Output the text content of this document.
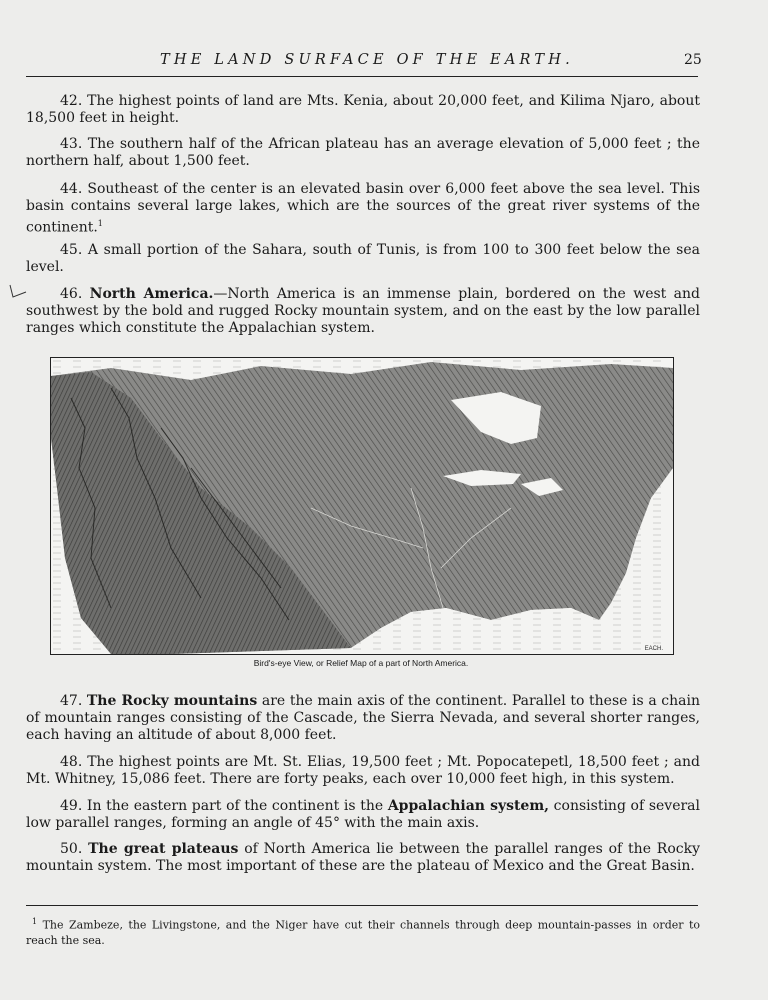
THE LAND SURFACE OF THE EARTH.	25
42. The highest points of land are Mts. Kenia, about 20,000 feet, and Kilima Njaro, about 18,500 feet in height.
43. The southern half of the African plateau has an average elevation of 5,000 feet ; the northern half, about 1,500 feet.
44. Southeast of the center is an elevated basin over 6,000 feet above the sea level. This basin contains several large lakes, which are the sources of the great river systems of the continent.$^1$
45. A small portion of the Sahara, south of Tunis, is from 100 to 300 feet below the sea level.
46. North America.—North America is an immense plain, bordered on the west and southwest by the bold and rugged Rocky mountain system, and on the east by the low parallel ranges which constitute the Appalachian system.
EACH.
Bird's-eye View, or Relief Map of a part of North America.
47. The Rocky mountains are the main axis of the continent. Parallel to these is a chain of mountain ranges consisting of the Cascade, the Sierra Nevada, and several shorter ranges, each having an altitude of about 8,000 feet.
48. The highest points are Mt. St. Elias, 19,500 feet ; Mt. Popocatepetl, 18,500 feet ; and Mt. Whitney, 15,086 feet. There are forty peaks, each over 10,000 feet high, in this system.
49. In the eastern part of the continent is the Appalachian system, consisting of several low parallel ranges, forming an angle of 45° with the main axis.
50. The great plateaus of North America lie between the parallel ranges of the Rocky mountain system. The most important of these are the plateau of Mexico and the Great Basin.
$^1$ The Zambeze, the Livingstone, and the Niger have cut their channels through deep mountain-passes in order to reach the sea.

◇ ◇ ◇ ◇

• _GOAL OF THE EXERCISE_
Without the pictures, return the entries exactly as they appear.

• _SOLUTION_
Output the text content of this document.
THE LAND SURFACE OF THE EARTH.	25
42. The highest points of land are Mts. Kenia, about 20,000 feet, and Kilima Njaro, about 18,500 feet in height.
43. The southern half of the African plateau has an average elevation of 5,000 feet ; the northern half, about 1,500 feet.
44. Southeast of the center is an elevated basin over 6,000 feet above the sea level. This basin contains several large lakes, which are the sources of the great river systems of the continent.$^1$
45. A small portion of the Sahara, south of Tunis, is from 100 to 300 feet below the sea level.
46. North America.—North America is an immense plain, bordered on the west and southwest by the bold and rugged Rocky mountain system, and on the east by the low parallel ranges which constitute the Appalachian system.
EACH.
Bird's-eye View, or Relief Map of a part of North America.
47. The Rocky mountains are the main axis of the continent. Parallel to these is a chain of mountain ranges consisting of the Cascade, the Sierra Nevada, and several shorter ranges, each having an altitude of about 8,000 feet.
48. The highest points are Mt. St. Elias, 19,500 feet ; Mt. Popocatepetl, 18,500 feet ; and Mt. Whitney, 15,086 feet. There are forty peaks, each over 10,000 feet high, in this system.
49. In the eastern part of the continent is the Appalachian system, consisting of several low parallel ranges, forming an angle of 45° with the main axis.
50. The great plateaus of North America lie between the parallel ranges of the Rocky mountain system. The most important of these are the plateau of Mexico and the Great Basin.
$^1$ The Zambeze, the Livingstone, and the Niger have cut their channels through deep mountain-passes in order to reach the sea.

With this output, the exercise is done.